→ Request: Omit every picture, then give all the entries again exactly.

(Dataset records on visual material)
-- -- --
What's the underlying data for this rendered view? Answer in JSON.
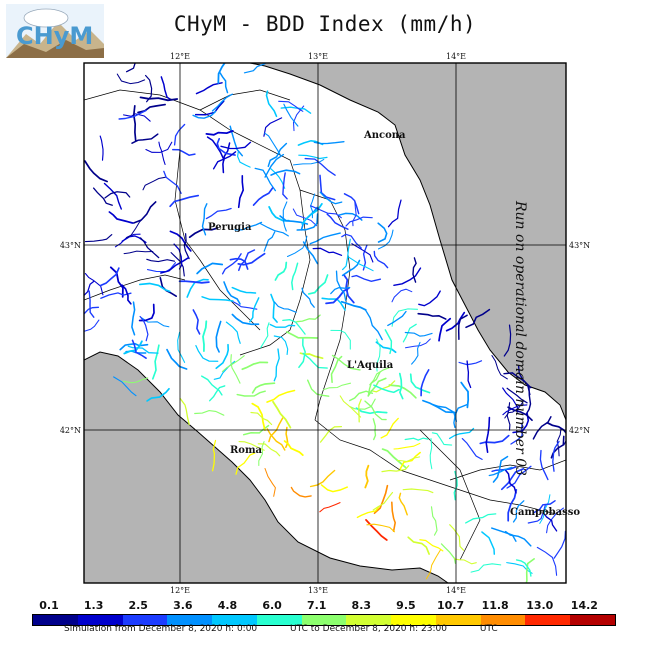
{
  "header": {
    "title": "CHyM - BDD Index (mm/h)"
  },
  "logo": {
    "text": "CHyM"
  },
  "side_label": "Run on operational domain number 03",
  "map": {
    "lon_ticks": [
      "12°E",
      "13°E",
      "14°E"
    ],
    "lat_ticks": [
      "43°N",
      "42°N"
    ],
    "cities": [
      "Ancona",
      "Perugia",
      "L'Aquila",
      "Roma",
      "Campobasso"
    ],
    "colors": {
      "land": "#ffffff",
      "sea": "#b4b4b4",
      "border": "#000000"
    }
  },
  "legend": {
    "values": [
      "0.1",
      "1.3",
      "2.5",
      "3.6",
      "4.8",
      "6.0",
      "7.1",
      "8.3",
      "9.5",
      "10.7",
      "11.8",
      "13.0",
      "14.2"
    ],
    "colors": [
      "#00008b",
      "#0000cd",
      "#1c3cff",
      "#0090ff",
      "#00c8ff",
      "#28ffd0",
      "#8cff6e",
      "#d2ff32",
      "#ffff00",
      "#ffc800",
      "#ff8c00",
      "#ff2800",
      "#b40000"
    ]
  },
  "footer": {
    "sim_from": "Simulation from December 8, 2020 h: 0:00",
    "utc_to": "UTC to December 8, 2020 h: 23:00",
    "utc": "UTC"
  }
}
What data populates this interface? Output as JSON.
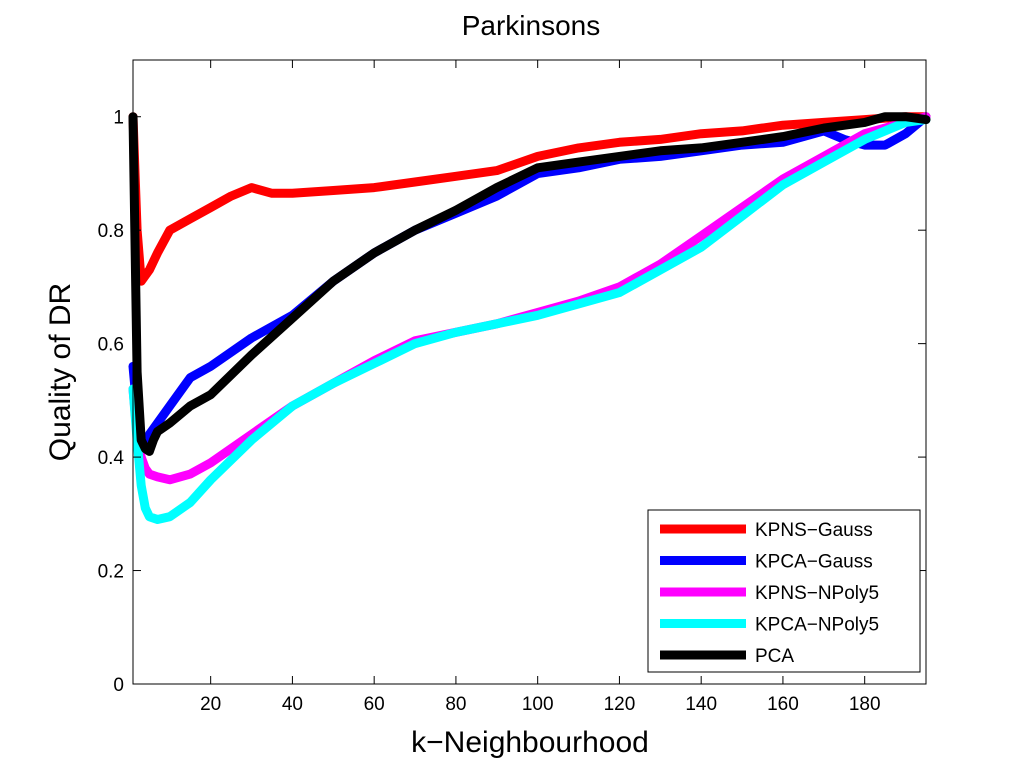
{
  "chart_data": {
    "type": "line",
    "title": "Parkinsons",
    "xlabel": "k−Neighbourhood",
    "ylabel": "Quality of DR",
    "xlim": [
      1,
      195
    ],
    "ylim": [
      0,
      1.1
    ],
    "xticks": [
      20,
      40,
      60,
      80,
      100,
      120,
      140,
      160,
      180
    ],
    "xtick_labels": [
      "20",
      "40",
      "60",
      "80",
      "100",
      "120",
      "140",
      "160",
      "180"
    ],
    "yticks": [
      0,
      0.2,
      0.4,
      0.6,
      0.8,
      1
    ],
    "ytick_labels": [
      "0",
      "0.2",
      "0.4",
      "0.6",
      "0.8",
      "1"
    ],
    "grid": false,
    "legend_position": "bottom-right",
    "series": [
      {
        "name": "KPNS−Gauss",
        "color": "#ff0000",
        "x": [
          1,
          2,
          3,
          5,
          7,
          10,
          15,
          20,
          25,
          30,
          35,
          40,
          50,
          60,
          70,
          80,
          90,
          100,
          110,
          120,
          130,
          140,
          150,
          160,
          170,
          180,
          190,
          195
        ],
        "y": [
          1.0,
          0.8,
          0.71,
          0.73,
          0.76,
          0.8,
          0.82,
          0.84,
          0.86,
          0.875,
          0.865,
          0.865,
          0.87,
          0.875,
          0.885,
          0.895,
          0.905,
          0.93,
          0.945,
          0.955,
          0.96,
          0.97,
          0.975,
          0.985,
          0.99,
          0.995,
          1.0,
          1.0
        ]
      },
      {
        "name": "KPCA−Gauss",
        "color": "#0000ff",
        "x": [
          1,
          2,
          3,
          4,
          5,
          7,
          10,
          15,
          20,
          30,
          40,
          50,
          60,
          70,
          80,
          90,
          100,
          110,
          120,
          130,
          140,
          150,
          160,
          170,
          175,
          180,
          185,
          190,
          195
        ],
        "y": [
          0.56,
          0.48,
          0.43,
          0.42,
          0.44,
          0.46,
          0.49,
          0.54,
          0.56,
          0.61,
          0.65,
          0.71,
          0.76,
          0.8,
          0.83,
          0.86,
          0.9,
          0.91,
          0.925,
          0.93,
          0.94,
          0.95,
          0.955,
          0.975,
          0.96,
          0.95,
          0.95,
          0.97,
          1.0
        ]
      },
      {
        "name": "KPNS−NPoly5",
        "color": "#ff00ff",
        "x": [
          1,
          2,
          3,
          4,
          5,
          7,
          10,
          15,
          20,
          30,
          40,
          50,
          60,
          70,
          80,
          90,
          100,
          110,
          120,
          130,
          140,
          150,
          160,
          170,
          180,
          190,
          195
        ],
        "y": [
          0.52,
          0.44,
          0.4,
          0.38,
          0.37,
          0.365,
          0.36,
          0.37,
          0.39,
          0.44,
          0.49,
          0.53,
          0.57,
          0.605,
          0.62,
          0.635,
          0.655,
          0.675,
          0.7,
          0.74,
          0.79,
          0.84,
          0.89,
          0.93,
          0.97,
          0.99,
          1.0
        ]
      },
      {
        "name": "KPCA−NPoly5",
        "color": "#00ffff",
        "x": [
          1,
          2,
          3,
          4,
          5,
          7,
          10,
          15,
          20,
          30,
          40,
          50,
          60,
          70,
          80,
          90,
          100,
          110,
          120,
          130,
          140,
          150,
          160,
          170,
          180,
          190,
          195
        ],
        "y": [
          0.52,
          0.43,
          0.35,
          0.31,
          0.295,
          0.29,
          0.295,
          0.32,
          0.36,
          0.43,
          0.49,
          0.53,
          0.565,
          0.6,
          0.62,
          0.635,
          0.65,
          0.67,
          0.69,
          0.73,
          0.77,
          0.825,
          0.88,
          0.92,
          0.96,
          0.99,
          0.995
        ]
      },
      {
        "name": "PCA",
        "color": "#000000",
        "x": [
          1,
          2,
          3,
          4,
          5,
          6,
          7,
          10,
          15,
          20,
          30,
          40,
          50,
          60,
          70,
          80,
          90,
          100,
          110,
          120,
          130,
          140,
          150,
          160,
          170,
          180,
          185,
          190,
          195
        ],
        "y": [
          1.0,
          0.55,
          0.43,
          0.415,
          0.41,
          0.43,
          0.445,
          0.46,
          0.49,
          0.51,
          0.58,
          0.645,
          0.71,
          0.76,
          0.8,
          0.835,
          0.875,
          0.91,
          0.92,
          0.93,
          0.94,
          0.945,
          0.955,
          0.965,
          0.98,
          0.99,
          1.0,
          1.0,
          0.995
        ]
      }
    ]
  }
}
-- -- --
→ Written response:
What's the underlying data for this rendered view? Answer in JSON.
{
  "header": {
    "title": "CHyM - BDD Index (mm/h)"
  },
  "logo": {
    "text": "CHyM"
  },
  "side_label": "Run on operational domain number 03",
  "map": {
    "lon_ticks": [
      "12°E",
      "13°E",
      "14°E"
    ],
    "lat_ticks": [
      "43°N",
      "42°N"
    ],
    "cities": [
      "Ancona",
      "Perugia",
      "L'Aquila",
      "Roma",
      "Campobasso"
    ],
    "colors": {
      "land": "#ffffff",
      "sea": "#b4b4b4",
      "border": "#000000"
    }
  },
  "legend": {
    "values": [
      "0.1",
      "1.3",
      "2.5",
      "3.6",
      "4.8",
      "6.0",
      "7.1",
      "8.3",
      "9.5",
      "10.7",
      "11.8",
      "13.0",
      "14.2"
    ],
    "colors": [
      "#00008b",
      "#0000cd",
      "#1c3cff",
      "#0090ff",
      "#00c8ff",
      "#28ffd0",
      "#8cff6e",
      "#d2ff32",
      "#ffff00",
      "#ffc800",
      "#ff8c00",
      "#ff2800",
      "#b40000"
    ]
  },
  "footer": {
    "sim_from": "Simulation from December 8, 2020 h: 0:00",
    "utc_to": "UTC to December 8, 2020 h: 23:00",
    "utc": "UTC"
  }
}
What data populates this interface? Output as JSON.
{
  "chart_data": {
    "type": "line",
    "title": "Parkinsons",
    "xlabel": "k−Neighbourhood",
    "ylabel": "Quality of DR",
    "xlim": [
      1,
      195
    ],
    "ylim": [
      0,
      1.1
    ],
    "xticks": [
      20,
      40,
      60,
      80,
      100,
      120,
      140,
      160,
      180
    ],
    "xtick_labels": [
      "20",
      "40",
      "60",
      "80",
      "100",
      "120",
      "140",
      "160",
      "180"
    ],
    "yticks": [
      0,
      0.2,
      0.4,
      0.6,
      0.8,
      1
    ],
    "ytick_labels": [
      "0",
      "0.2",
      "0.4",
      "0.6",
      "0.8",
      "1"
    ],
    "grid": false,
    "legend_position": "bottom-right",
    "series": [
      {
        "name": "KPNS−Gauss",
        "color": "#ff0000",
        "x": [
          1,
          2,
          3,
          5,
          7,
          10,
          15,
          20,
          25,
          30,
          35,
          40,
          50,
          60,
          70,
          80,
          90,
          100,
          110,
          120,
          130,
          140,
          150,
          160,
          170,
          180,
          190,
          195
        ],
        "y": [
          1.0,
          0.8,
          0.71,
          0.73,
          0.76,
          0.8,
          0.82,
          0.84,
          0.86,
          0.875,
          0.865,
          0.865,
          0.87,
          0.875,
          0.885,
          0.895,
          0.905,
          0.93,
          0.945,
          0.955,
          0.96,
          0.97,
          0.975,
          0.985,
          0.99,
          0.995,
          1.0,
          1.0
        ]
      },
      {
        "name": "KPCA−Gauss",
        "color": "#0000ff",
        "x": [
          1,
          2,
          3,
          4,
          5,
          7,
          10,
          15,
          20,
          30,
          40,
          50,
          60,
          70,
          80,
          90,
          100,
          110,
          120,
          130,
          140,
          150,
          160,
          170,
          175,
          180,
          185,
          190,
          195
        ],
        "y": [
          0.56,
          0.48,
          0.43,
          0.42,
          0.44,
          0.46,
          0.49,
          0.54,
          0.56,
          0.61,
          0.65,
          0.71,
          0.76,
          0.8,
          0.83,
          0.86,
          0.9,
          0.91,
          0.925,
          0.93,
          0.94,
          0.95,
          0.955,
          0.975,
          0.96,
          0.95,
          0.95,
          0.97,
          1.0
        ]
      },
      {
        "name": "KPNS−NPoly5",
        "color": "#ff00ff",
        "x": [
          1,
          2,
          3,
          4,
          5,
          7,
          10,
          15,
          20,
          30,
          40,
          50,
          60,
          70,
          80,
          90,
          100,
          110,
          120,
          130,
          140,
          150,
          160,
          170,
          180,
          190,
          195
        ],
        "y": [
          0.52,
          0.44,
          0.4,
          0.38,
          0.37,
          0.365,
          0.36,
          0.37,
          0.39,
          0.44,
          0.49,
          0.53,
          0.57,
          0.605,
          0.62,
          0.635,
          0.655,
          0.675,
          0.7,
          0.74,
          0.79,
          0.84,
          0.89,
          0.93,
          0.97,
          0.99,
          1.0
        ]
      },
      {
        "name": "KPCA−NPoly5",
        "color": "#00ffff",
        "x": [
          1,
          2,
          3,
          4,
          5,
          7,
          10,
          15,
          20,
          30,
          40,
          50,
          60,
          70,
          80,
          90,
          100,
          110,
          120,
          130,
          140,
          150,
          160,
          170,
          180,
          190,
          195
        ],
        "y": [
          0.52,
          0.43,
          0.35,
          0.31,
          0.295,
          0.29,
          0.295,
          0.32,
          0.36,
          0.43,
          0.49,
          0.53,
          0.565,
          0.6,
          0.62,
          0.635,
          0.65,
          0.67,
          0.69,
          0.73,
          0.77,
          0.825,
          0.88,
          0.92,
          0.96,
          0.99,
          0.995
        ]
      },
      {
        "name": "PCA",
        "color": "#000000",
        "x": [
          1,
          2,
          3,
          4,
          5,
          6,
          7,
          10,
          15,
          20,
          30,
          40,
          50,
          60,
          70,
          80,
          90,
          100,
          110,
          120,
          130,
          140,
          150,
          160,
          170,
          180,
          185,
          190,
          195
        ],
        "y": [
          1.0,
          0.55,
          0.43,
          0.415,
          0.41,
          0.43,
          0.445,
          0.46,
          0.49,
          0.51,
          0.58,
          0.645,
          0.71,
          0.76,
          0.8,
          0.835,
          0.875,
          0.91,
          0.92,
          0.93,
          0.94,
          0.945,
          0.955,
          0.965,
          0.98,
          0.99,
          1.0,
          1.0,
          0.995
        ]
      }
    ]
  }
}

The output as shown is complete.